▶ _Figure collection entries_
┄┄┄┄┄┄┄┄┄┄┄┄┄┄┄┄┄┄┄┄

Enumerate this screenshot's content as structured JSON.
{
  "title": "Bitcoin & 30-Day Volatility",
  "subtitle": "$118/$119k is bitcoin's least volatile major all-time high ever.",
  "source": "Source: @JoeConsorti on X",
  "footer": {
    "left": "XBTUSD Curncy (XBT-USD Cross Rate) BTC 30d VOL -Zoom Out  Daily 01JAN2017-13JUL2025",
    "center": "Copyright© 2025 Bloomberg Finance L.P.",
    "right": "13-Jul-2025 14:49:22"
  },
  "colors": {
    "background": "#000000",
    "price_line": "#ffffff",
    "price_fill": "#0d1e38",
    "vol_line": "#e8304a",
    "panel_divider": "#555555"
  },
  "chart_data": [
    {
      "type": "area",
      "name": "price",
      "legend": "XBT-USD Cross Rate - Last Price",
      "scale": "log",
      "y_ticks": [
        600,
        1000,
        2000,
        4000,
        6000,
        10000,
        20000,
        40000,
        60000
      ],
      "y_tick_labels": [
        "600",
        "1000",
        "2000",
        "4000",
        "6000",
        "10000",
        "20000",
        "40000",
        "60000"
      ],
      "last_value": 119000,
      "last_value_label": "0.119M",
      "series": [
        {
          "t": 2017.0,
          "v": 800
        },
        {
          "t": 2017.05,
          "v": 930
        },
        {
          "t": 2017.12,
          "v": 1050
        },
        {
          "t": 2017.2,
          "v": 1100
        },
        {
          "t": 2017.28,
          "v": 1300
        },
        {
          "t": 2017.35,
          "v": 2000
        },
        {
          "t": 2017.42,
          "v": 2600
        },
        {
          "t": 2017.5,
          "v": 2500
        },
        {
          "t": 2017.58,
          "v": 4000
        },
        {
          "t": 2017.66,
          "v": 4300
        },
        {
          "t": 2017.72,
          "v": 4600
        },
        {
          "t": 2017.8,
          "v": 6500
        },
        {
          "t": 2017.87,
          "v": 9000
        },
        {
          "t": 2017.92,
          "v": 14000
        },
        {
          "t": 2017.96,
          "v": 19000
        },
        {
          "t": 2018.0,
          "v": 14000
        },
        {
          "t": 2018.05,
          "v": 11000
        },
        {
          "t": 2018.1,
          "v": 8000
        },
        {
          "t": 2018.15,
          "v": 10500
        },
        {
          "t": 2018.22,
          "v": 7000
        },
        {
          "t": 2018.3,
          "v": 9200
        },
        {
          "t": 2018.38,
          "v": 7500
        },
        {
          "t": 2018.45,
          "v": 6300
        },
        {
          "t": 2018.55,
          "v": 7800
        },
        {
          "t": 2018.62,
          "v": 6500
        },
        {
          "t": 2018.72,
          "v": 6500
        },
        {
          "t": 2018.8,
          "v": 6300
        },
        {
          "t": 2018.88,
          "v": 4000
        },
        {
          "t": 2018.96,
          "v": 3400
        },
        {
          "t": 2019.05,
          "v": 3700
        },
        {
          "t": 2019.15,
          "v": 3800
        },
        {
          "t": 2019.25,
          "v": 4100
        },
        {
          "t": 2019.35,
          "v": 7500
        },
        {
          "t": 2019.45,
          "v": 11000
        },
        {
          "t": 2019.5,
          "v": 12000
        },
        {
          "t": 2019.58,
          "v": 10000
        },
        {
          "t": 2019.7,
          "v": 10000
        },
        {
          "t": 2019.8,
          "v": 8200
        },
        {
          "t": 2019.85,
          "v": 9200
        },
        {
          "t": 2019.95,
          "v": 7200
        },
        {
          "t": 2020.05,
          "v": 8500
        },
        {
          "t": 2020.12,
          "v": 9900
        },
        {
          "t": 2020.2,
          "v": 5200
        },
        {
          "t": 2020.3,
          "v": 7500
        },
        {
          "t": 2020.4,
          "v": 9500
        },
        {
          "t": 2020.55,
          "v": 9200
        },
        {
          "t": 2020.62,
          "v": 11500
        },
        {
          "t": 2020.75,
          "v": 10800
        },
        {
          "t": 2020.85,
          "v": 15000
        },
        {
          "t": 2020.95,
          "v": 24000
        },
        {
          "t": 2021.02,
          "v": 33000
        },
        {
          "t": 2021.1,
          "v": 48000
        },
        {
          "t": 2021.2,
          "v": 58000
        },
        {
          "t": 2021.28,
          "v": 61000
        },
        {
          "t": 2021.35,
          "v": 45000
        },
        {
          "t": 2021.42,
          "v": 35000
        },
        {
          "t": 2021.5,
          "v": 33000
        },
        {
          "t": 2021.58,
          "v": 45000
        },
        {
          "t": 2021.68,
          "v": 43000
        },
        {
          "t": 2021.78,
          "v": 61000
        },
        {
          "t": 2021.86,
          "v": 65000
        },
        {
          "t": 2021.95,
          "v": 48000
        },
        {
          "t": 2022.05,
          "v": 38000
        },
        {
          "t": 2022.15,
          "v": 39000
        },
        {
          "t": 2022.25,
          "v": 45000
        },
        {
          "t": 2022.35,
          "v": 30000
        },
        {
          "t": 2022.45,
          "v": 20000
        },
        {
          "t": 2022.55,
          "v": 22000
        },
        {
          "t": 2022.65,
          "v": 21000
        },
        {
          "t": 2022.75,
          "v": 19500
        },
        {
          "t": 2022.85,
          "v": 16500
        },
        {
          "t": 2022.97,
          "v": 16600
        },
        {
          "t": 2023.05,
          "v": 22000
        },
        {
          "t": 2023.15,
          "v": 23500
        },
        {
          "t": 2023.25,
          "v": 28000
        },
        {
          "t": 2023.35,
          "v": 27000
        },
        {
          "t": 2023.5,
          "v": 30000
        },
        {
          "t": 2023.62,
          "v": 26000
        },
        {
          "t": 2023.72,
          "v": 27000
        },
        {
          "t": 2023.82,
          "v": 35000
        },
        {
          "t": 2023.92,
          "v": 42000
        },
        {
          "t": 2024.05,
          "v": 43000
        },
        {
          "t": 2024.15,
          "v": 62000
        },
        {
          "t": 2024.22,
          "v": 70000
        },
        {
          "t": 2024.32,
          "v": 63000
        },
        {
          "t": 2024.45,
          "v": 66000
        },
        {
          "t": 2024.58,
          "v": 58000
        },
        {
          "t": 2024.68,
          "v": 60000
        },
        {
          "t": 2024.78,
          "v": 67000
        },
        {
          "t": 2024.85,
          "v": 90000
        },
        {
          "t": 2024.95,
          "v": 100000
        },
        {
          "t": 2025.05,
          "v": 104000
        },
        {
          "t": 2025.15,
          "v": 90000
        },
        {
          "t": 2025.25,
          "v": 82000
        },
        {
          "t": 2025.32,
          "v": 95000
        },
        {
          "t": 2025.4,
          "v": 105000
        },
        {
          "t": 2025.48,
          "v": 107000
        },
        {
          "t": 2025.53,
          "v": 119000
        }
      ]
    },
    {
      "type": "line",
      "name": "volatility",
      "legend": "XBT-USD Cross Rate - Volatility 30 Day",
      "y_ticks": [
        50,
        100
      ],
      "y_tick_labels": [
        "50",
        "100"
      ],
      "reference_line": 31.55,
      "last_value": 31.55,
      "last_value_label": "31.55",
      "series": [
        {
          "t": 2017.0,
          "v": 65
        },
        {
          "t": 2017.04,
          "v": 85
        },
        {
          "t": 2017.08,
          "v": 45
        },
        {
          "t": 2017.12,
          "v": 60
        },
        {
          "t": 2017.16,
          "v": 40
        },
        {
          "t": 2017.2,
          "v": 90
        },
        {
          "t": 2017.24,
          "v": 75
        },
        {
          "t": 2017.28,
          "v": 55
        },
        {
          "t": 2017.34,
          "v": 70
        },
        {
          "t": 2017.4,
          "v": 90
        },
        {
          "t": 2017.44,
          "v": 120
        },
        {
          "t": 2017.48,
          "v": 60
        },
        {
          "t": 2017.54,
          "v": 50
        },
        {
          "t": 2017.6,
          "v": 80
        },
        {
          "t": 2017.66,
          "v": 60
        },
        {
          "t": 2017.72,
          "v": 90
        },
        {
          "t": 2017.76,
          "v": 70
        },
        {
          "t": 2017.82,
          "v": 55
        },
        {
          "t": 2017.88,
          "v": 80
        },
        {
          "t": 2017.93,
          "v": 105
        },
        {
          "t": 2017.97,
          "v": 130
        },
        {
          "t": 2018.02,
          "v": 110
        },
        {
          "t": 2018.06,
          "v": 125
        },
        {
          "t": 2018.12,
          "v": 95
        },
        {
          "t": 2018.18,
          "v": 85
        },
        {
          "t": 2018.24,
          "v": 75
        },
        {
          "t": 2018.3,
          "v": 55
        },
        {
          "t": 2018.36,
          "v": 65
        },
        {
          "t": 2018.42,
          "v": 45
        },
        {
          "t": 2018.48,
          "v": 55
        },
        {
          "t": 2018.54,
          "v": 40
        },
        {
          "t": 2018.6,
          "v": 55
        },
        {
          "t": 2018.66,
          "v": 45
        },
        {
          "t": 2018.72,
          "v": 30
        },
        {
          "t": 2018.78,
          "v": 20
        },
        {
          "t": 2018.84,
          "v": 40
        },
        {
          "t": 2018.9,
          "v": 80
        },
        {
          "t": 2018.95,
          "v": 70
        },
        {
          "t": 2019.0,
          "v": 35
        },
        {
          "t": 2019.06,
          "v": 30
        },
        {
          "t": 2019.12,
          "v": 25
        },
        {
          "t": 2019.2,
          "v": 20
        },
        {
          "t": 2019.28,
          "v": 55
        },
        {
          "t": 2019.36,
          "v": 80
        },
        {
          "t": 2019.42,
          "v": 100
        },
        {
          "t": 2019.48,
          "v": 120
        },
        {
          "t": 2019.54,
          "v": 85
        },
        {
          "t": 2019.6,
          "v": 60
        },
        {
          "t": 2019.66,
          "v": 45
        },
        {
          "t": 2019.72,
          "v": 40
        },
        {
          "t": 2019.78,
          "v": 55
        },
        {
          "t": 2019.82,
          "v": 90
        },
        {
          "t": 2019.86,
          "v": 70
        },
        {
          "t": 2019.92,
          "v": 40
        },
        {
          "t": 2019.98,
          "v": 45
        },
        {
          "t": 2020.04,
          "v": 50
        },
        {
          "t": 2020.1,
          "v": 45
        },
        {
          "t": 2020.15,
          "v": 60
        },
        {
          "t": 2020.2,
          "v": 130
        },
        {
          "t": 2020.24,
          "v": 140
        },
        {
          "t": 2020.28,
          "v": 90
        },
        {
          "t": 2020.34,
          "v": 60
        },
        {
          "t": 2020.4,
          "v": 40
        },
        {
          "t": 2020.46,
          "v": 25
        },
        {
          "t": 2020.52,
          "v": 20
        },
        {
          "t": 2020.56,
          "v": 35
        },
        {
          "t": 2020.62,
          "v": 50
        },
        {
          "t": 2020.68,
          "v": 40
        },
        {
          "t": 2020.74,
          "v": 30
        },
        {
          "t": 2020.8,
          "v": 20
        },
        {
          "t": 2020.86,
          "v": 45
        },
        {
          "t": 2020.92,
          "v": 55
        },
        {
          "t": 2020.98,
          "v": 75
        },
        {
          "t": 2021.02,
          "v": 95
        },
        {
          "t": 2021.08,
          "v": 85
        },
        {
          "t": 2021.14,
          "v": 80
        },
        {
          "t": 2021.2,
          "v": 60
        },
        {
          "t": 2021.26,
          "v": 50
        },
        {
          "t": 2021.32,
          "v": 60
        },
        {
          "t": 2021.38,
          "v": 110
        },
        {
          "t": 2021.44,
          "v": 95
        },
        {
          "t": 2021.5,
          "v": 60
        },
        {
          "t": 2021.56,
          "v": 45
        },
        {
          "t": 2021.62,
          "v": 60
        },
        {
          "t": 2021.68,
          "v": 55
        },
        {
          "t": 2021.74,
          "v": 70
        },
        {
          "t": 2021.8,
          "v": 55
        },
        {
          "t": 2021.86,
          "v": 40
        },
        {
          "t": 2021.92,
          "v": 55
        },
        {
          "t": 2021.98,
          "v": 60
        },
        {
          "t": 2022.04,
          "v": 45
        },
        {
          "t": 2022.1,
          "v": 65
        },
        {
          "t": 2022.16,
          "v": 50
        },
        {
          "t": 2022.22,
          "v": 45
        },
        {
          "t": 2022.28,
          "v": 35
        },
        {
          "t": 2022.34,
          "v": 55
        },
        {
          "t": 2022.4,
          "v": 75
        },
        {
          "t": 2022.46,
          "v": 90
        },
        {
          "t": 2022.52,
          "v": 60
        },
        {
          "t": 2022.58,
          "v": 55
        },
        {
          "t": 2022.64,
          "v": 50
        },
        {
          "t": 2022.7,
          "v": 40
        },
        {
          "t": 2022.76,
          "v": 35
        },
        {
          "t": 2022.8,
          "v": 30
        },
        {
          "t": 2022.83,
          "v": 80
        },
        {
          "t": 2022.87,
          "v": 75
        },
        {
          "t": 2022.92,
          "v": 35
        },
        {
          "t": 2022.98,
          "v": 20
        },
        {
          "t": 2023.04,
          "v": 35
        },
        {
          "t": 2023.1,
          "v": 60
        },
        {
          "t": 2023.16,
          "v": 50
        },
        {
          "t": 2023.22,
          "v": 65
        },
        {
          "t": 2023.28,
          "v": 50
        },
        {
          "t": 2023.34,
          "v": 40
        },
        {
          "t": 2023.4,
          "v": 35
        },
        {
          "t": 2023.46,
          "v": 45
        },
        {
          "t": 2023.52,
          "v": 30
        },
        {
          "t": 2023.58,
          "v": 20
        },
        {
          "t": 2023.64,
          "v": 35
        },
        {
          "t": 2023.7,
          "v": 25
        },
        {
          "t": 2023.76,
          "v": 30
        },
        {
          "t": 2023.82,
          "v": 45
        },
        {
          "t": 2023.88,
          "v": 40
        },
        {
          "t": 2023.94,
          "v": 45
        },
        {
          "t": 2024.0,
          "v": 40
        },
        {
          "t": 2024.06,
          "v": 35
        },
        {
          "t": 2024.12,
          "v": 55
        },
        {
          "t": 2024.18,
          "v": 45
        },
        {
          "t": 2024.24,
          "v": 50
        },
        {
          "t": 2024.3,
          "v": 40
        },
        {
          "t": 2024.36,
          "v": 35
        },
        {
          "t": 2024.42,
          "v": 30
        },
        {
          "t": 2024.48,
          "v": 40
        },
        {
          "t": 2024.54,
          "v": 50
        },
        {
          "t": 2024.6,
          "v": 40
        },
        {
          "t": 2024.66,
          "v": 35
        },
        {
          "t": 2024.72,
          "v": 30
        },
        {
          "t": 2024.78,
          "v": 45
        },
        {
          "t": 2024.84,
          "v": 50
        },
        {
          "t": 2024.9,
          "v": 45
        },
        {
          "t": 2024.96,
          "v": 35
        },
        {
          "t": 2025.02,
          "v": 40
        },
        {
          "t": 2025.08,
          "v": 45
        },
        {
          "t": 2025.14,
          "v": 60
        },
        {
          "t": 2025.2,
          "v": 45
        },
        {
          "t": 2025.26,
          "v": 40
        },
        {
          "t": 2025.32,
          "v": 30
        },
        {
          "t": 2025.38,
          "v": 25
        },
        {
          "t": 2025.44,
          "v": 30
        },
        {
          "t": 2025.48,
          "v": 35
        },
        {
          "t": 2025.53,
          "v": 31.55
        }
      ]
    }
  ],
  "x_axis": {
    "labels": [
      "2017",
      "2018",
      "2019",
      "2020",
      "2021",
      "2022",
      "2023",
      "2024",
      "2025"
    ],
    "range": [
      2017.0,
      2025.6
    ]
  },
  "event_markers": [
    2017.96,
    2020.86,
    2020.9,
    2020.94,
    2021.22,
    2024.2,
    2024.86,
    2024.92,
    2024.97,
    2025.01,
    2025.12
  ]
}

┄┄┄┄┄┄┄┄┄┄┄┄┄┄┄┄┄┄┄┄

▶ _What to work on_
Find the lines containing "legend" and pull them out.

▶ _Task solution_
      "legend": "XBT-USD Cross Rate - Last Price",
      "legend": "XBT-USD Cross Rate - Volatility 30 Day",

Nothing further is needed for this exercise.